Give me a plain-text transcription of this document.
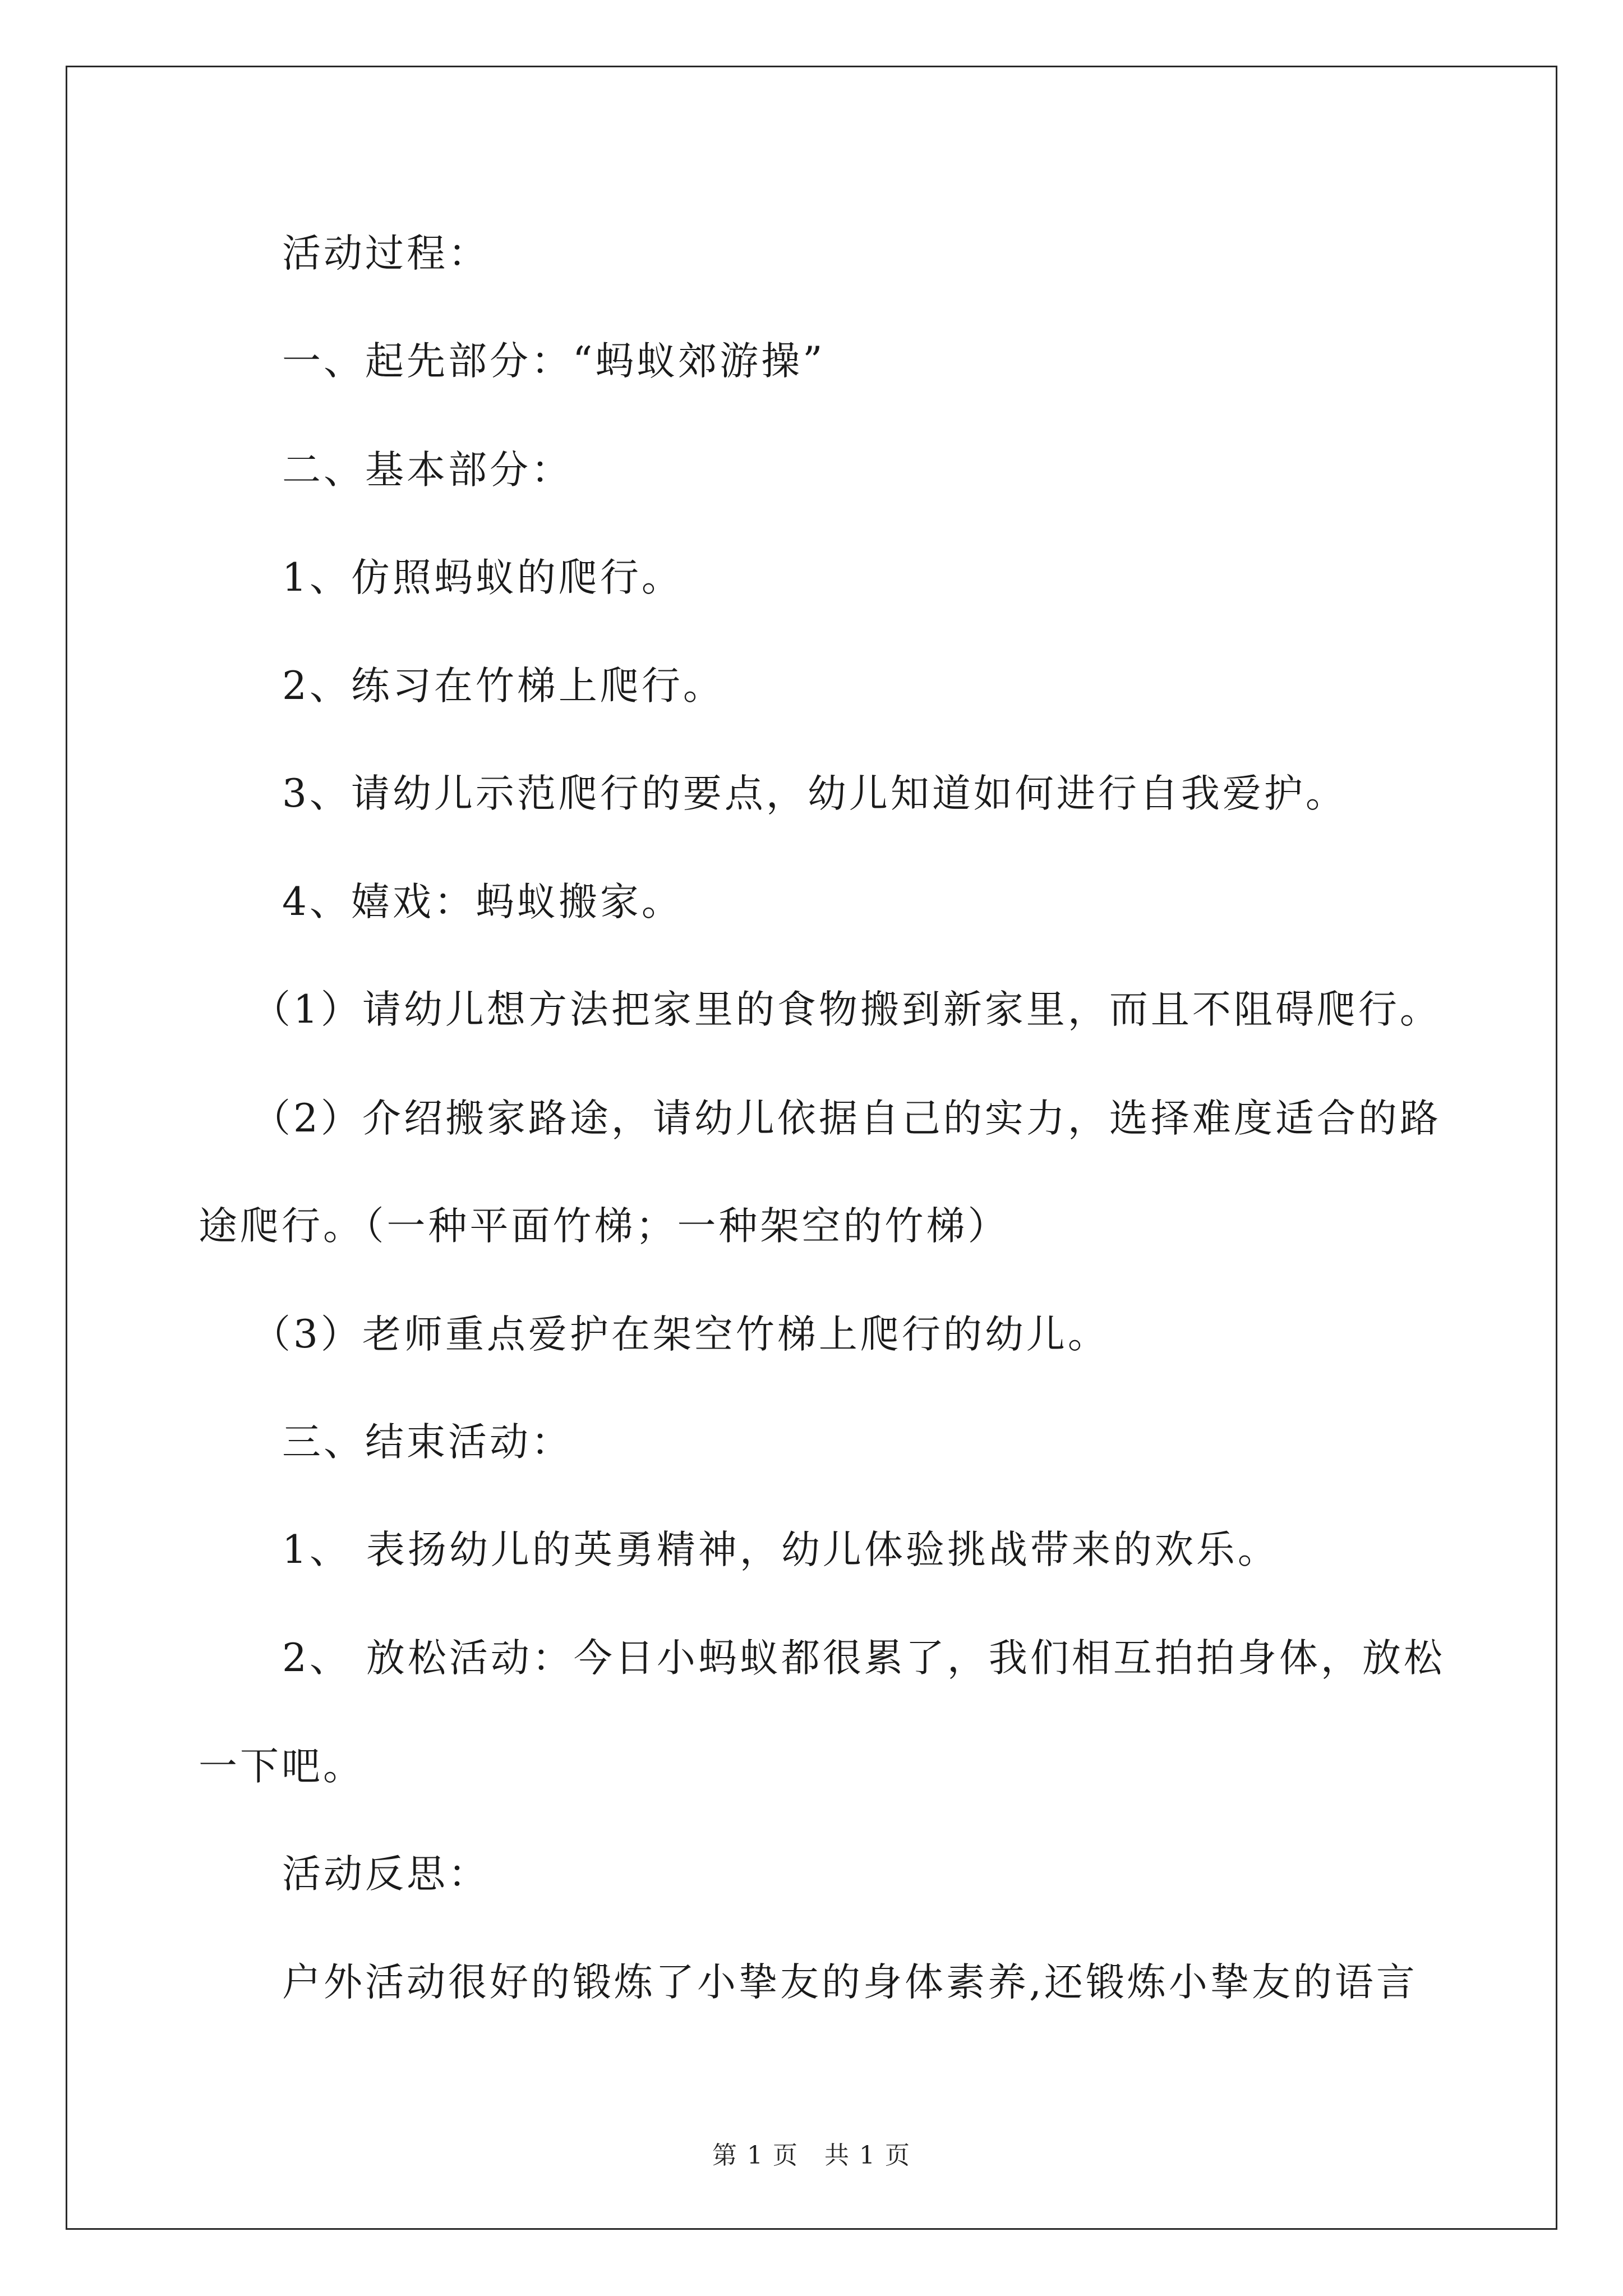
活动过程：
一、起先部分：“蚂蚁郊游操”
二、基本部分：
1、仿照蚂蚁的爬行。
2、练习在竹梯上爬行。
3、请幼儿示范爬行的要点，幼儿知道如何进行自我爱护。
4、嬉戏：蚂蚁搬家。
（1）请幼儿想方法把家里的食物搬到新家里，而且不阻碍爬行。
（2）介绍搬家路途，请幼儿依据自己的实力，选择难度适合的路
途爬行。（一种平面竹梯；一种架空的竹梯）
（3）老师重点爱护在架空竹梯上爬行的幼儿。
三、结束活动：
1、 表扬幼儿的英勇精神，幼儿体验挑战带来的欢乐。
2、 放松活动：今日小蚂蚁都很累了，我们相互拍拍身体，放松
一下吧。
活动反思：
户外活动很好的锻炼了小挚友的身体素养,还锻炼小挚友的语言
第 1 页　共 1 页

What you need to do:
Reproduce every line precisely as given, omitting all pictures.

Expected answer:
Give me a plain-text transcription of this document.
活动过程：
一、起先部分：“蚂蚁郊游操”
二、基本部分：
1、仿照蚂蚁的爬行。
2、练习在竹梯上爬行。
3、请幼儿示范爬行的要点，幼儿知道如何进行自我爱护。
4、嬉戏：蚂蚁搬家。
（1）请幼儿想方法把家里的食物搬到新家里，而且不阻碍爬行。
（2）介绍搬家路途，请幼儿依据自己的实力，选择难度适合的路
途爬行。（一种平面竹梯；一种架空的竹梯）
（3）老师重点爱护在架空竹梯上爬行的幼儿。
三、结束活动：
1、 表扬幼儿的英勇精神，幼儿体验挑战带来的欢乐。
2、 放松活动：今日小蚂蚁都很累了，我们相互拍拍身体，放松
一下吧。
活动反思：
户外活动很好的锻炼了小挚友的身体素养,还锻炼小挚友的语言
第 1 页　共 1 页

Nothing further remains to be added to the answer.